Make an exact transcription of the material, leaving out all images.
#### DATA RECORDS ####
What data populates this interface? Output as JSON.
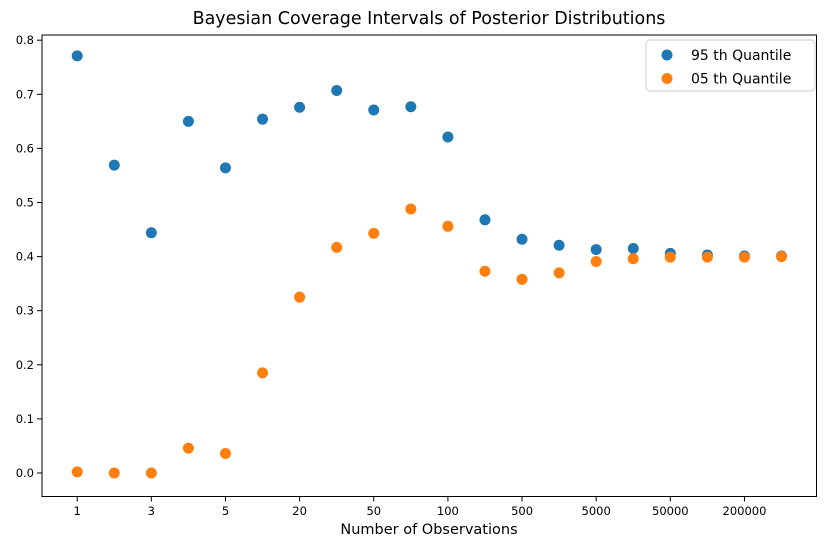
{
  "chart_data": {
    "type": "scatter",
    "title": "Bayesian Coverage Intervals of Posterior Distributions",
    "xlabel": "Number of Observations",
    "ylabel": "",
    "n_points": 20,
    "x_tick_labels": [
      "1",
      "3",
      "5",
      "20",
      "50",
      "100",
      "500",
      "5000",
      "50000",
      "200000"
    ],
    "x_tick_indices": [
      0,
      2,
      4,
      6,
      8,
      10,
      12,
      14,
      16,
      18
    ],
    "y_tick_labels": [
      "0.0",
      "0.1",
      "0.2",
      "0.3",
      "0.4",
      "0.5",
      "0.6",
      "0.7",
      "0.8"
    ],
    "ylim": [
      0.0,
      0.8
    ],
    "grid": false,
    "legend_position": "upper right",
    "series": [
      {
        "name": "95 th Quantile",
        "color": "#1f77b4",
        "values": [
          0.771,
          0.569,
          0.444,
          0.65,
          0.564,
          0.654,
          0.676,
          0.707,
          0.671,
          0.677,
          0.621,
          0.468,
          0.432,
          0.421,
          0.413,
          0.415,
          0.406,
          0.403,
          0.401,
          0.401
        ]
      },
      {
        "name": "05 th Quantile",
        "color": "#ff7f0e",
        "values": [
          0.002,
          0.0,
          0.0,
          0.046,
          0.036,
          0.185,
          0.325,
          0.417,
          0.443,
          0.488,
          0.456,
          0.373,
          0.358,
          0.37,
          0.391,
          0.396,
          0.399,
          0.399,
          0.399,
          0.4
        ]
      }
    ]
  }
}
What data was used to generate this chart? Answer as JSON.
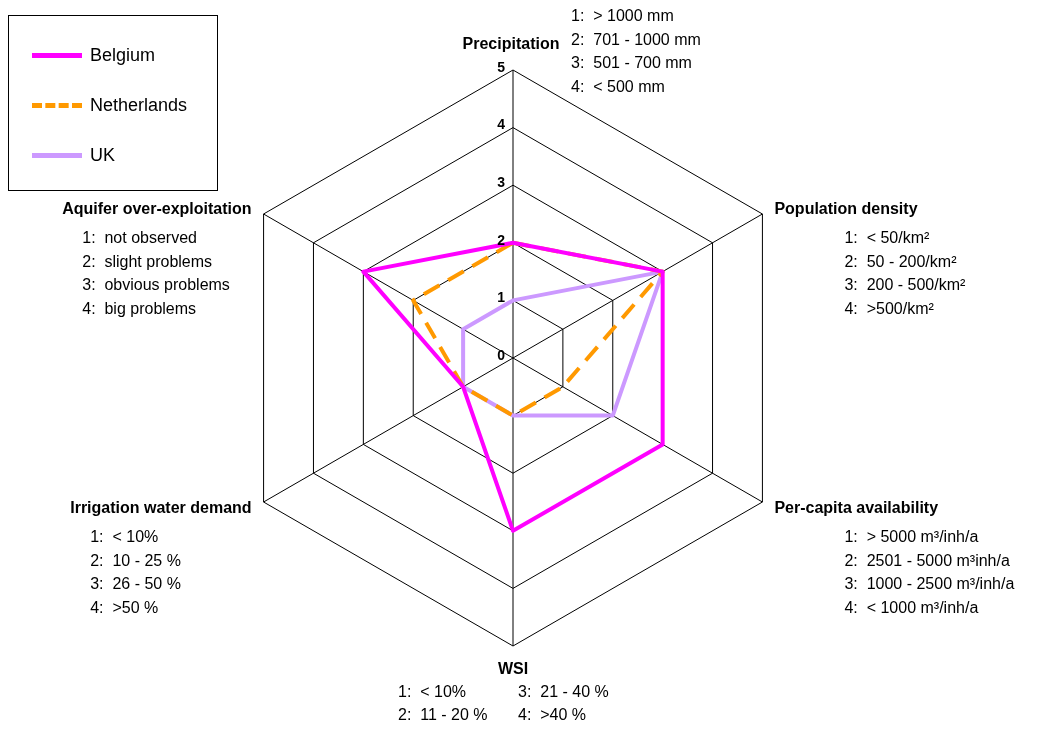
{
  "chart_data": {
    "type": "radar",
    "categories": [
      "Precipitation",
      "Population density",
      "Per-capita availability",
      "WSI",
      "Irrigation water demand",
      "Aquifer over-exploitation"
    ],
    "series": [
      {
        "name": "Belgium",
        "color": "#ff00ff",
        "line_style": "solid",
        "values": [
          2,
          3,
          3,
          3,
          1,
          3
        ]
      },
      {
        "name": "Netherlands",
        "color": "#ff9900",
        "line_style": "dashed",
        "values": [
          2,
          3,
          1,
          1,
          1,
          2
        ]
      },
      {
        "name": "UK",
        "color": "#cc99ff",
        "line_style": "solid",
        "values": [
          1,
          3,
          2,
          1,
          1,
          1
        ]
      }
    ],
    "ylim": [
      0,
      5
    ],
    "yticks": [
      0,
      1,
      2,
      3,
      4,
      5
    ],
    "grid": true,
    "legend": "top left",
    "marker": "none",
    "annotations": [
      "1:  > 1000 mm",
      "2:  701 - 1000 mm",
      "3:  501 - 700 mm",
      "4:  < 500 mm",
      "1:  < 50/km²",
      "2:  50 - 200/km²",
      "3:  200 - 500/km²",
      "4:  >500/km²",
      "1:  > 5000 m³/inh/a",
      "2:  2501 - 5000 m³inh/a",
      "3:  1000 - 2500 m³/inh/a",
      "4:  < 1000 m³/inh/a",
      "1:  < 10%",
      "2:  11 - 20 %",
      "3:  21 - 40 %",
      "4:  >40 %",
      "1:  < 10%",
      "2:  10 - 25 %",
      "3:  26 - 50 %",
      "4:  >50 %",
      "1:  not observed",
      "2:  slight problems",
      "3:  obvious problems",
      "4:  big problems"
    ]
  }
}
####
* SOLUTION FOR THIS TASK *
What data populates this interface? Output as JSON.
{
  "chart_data": {
    "type": "scatter",
    "title": "Bayesian Coverage Intervals of Posterior Distributions",
    "xlabel": "Number of Observations",
    "ylabel": "",
    "n_points": 20,
    "x_tick_labels": [
      "1",
      "3",
      "5",
      "20",
      "50",
      "100",
      "500",
      "5000",
      "50000",
      "200000"
    ],
    "x_tick_indices": [
      0,
      2,
      4,
      6,
      8,
      10,
      12,
      14,
      16,
      18
    ],
    "y_tick_labels": [
      "0.0",
      "0.1",
      "0.2",
      "0.3",
      "0.4",
      "0.5",
      "0.6",
      "0.7",
      "0.8"
    ],
    "ylim": [
      0.0,
      0.8
    ],
    "grid": false,
    "legend_position": "upper right",
    "series": [
      {
        "name": "95 th Quantile",
        "color": "#1f77b4",
        "values": [
          0.771,
          0.569,
          0.444,
          0.65,
          0.564,
          0.654,
          0.676,
          0.707,
          0.671,
          0.677,
          0.621,
          0.468,
          0.432,
          0.421,
          0.413,
          0.415,
          0.406,
          0.403,
          0.401,
          0.401
        ]
      },
      {
        "name": "05 th Quantile",
        "color": "#ff7f0e",
        "values": [
          0.002,
          0.0,
          0.0,
          0.046,
          0.036,
          0.185,
          0.325,
          0.417,
          0.443,
          0.488,
          0.456,
          0.373,
          0.358,
          0.37,
          0.391,
          0.396,
          0.399,
          0.399,
          0.399,
          0.4
        ]
      }
    ]
  }
}
What data was used to generate this chart? Answer as JSON.
{
  "chart_data": {
    "type": "radar",
    "categories": [
      "Precipitation",
      "Population density",
      "Per-capita availability",
      "WSI",
      "Irrigation water demand",
      "Aquifer over-exploitation"
    ],
    "series": [
      {
        "name": "Belgium",
        "color": "#ff00ff",
        "line_style": "solid",
        "values": [
          2,
          3,
          3,
          3,
          1,
          3
        ]
      },
      {
        "name": "Netherlands",
        "color": "#ff9900",
        "line_style": "dashed",
        "values": [
          2,
          3,
          1,
          1,
          1,
          2
        ]
      },
      {
        "name": "UK",
        "color": "#cc99ff",
        "line_style": "solid",
        "values": [
          1,
          3,
          2,
          1,
          1,
          1
        ]
      }
    ],
    "ylim": [
      0,
      5
    ],
    "yticks": [
      0,
      1,
      2,
      3,
      4,
      5
    ],
    "grid": true,
    "legend": "top left",
    "marker": "none",
    "annotations": [
      "1:  > 1000 mm",
      "2:  701 - 1000 mm",
      "3:  501 - 700 mm",
      "4:  < 500 mm",
      "1:  < 50/km²",
      "2:  50 - 200/km²",
      "3:  200 - 500/km²",
      "4:  >500/km²",
      "1:  > 5000 m³/inh/a",
      "2:  2501 - 5000 m³inh/a",
      "3:  1000 - 2500 m³/inh/a",
      "4:  < 1000 m³/inh/a",
      "1:  < 10%",
      "2:  11 - 20 %",
      "3:  21 - 40 %",
      "4:  >40 %",
      "1:  < 10%",
      "2:  10 - 25 %",
      "3:  26 - 50 %",
      "4:  >50 %",
      "1:  not observed",
      "2:  slight problems",
      "3:  obvious problems",
      "4:  big problems"
    ]
  }
}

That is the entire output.